** start **
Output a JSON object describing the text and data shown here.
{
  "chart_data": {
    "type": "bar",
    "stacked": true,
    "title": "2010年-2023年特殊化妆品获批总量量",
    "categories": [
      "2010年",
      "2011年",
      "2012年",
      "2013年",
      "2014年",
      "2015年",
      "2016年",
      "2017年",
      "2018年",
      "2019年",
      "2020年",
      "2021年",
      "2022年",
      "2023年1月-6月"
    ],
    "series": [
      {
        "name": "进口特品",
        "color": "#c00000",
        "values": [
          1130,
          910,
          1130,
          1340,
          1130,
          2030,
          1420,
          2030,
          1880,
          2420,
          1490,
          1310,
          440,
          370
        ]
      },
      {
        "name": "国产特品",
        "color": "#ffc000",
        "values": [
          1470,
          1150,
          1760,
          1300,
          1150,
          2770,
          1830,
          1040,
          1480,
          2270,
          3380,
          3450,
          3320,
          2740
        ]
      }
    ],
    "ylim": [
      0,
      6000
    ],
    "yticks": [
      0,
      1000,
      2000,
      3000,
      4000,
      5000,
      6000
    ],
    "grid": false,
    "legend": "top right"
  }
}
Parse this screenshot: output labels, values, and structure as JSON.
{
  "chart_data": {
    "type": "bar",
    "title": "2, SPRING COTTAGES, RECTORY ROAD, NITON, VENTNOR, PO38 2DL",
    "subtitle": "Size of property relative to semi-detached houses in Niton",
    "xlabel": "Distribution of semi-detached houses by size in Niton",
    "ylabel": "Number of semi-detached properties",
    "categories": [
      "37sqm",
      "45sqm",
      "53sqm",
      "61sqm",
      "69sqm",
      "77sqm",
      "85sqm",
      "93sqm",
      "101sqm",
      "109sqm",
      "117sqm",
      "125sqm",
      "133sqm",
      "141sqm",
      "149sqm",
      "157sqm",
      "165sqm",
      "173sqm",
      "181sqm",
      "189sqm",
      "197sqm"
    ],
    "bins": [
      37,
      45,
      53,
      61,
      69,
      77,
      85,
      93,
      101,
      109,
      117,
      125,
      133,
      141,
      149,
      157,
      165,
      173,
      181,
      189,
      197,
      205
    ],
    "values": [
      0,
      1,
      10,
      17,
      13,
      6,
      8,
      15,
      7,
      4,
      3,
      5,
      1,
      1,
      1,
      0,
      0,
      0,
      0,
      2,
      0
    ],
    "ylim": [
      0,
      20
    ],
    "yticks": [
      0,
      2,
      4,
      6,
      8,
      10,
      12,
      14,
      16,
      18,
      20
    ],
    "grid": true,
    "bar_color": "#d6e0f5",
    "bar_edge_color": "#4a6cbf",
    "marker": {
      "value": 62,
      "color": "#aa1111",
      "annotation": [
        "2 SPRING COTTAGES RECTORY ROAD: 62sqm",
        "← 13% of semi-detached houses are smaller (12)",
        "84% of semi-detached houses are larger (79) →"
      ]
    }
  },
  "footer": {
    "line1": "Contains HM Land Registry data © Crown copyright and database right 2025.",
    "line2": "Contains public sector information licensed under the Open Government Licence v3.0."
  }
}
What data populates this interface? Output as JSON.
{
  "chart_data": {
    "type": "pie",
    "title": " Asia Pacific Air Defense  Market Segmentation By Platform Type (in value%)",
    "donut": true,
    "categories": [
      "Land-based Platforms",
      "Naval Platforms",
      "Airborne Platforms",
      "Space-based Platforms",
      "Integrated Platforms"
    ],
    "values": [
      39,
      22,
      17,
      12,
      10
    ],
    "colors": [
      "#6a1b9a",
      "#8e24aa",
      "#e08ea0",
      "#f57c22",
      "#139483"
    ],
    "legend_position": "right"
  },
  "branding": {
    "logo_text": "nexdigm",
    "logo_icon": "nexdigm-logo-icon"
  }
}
** end **
▶ _Goal_
Pull every line containing "Land" out of the records.

▶ _Written solution_
    "line1": "Contains HM Land Registry data © Crown copyright and database right 2025.",
      "Land-based Platforms",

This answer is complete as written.